(Dataset entries)
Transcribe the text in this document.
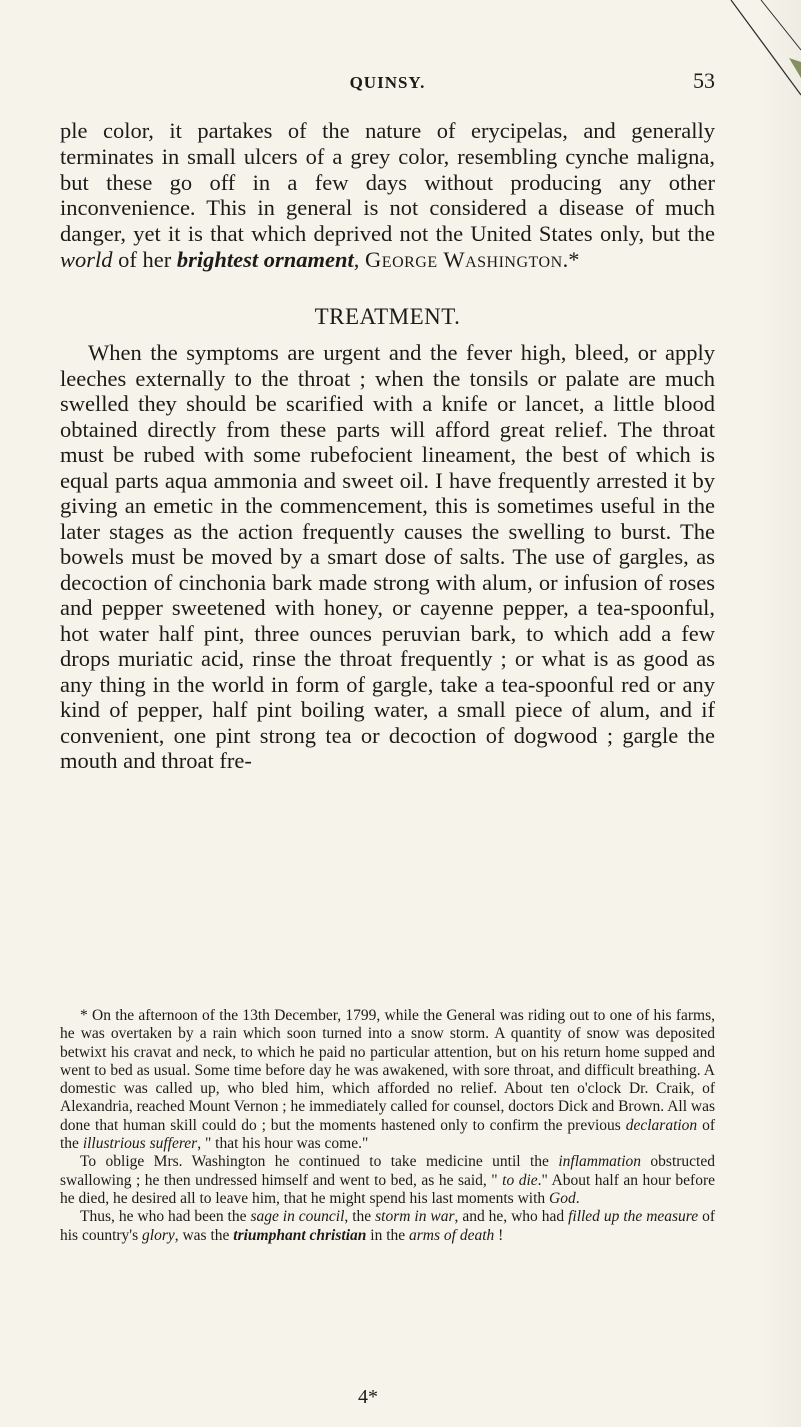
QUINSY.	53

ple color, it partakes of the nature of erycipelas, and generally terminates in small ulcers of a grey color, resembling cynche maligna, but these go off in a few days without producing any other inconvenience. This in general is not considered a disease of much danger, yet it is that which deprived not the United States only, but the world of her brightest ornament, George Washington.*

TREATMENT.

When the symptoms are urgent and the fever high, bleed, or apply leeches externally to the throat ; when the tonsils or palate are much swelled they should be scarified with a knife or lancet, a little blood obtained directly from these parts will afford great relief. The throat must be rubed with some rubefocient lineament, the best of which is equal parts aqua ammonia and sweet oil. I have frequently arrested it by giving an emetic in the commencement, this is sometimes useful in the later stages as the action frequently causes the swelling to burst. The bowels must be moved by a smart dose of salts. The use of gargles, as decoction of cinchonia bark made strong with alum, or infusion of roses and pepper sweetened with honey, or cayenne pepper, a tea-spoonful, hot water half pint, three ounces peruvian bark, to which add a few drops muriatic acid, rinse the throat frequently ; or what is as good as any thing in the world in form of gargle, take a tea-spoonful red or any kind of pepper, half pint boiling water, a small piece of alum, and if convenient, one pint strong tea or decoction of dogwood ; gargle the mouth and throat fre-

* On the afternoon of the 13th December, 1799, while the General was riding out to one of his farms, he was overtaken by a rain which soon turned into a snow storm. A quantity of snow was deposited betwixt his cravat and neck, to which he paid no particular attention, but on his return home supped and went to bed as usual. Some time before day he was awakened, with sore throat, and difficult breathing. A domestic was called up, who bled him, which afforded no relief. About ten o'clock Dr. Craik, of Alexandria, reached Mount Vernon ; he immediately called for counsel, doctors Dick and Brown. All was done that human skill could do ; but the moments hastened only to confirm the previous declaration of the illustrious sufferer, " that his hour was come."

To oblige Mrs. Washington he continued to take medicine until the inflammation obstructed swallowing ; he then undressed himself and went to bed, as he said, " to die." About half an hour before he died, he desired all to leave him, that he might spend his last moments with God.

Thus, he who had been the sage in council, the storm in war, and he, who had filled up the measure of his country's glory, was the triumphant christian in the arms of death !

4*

DIRECTIONS
Your task is to gather all lines from the entries above that hold the word "only".

OUTPUT
ple color, it partakes of the nature of erycipelas, and generally terminates in small ulcers of a grey color, resembling cynche maligna, but these go off in a few days without producing any other inconvenience. This in general is not considered a disease of much danger, yet it is that which deprived not the United States only, but the world of her brightest ornament, George Washington.*
* On the afternoon of the 13th December, 1799, while the General was riding out to one of his farms, he was overtaken by a rain which soon turned into a snow storm. A quantity of snow was deposited betwixt his cravat and neck, to which he paid no particular attention, but on his return home supped and went to bed as usual. Some time before day he was awakened, with sore throat, and difficult breathing. A domestic was called up, who bled him, which afforded no relief. About ten o'clock Dr. Craik, of Alexandria, reached Mount Vernon ; he immediately called for counsel, doctors Dick and Brown. All was done that human skill could do ; but the moments hastened only to confirm the previous declaration of the illustrious sufferer, " that his hour was come."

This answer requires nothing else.